* [Task details]:
Pick out each line of the records in which the word "text" appears.

Entries with figure data:
┌──

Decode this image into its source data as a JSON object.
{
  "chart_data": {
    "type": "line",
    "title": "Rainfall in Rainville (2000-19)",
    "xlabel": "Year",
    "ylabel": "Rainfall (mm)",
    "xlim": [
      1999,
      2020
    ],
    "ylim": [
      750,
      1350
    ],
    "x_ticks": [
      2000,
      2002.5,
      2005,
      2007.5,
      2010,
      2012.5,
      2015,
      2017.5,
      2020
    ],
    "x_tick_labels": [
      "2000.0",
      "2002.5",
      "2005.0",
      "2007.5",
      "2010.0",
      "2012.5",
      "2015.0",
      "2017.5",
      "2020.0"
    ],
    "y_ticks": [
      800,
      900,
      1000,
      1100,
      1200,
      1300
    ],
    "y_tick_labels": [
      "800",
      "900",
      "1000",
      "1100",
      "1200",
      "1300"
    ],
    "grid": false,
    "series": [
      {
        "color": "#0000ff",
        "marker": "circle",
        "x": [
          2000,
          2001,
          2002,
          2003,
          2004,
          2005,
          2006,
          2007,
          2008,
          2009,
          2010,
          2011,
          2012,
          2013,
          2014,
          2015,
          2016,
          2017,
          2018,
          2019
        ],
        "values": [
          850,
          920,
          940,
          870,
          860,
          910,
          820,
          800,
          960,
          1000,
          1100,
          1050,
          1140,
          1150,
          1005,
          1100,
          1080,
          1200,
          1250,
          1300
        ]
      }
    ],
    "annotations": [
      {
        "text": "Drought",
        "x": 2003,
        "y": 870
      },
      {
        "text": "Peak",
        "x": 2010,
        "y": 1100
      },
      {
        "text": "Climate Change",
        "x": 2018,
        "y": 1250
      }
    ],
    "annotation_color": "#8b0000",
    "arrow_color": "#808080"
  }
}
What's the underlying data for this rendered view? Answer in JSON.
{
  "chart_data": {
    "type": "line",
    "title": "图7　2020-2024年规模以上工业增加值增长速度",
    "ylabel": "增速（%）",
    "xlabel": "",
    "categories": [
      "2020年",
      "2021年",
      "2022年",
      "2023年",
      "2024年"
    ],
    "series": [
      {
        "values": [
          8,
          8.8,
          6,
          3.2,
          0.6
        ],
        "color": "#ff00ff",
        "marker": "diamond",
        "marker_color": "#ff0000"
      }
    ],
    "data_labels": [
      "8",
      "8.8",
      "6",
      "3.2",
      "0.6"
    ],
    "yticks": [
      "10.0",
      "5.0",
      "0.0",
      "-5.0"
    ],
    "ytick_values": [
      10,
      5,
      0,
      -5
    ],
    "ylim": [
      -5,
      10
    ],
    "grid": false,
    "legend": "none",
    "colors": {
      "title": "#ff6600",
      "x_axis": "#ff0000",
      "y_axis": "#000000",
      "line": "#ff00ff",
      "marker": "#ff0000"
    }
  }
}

└──

* [Answer to the problem]:
        "text": "Drought",
        "text": "Peak",
        "text": "Climate Change",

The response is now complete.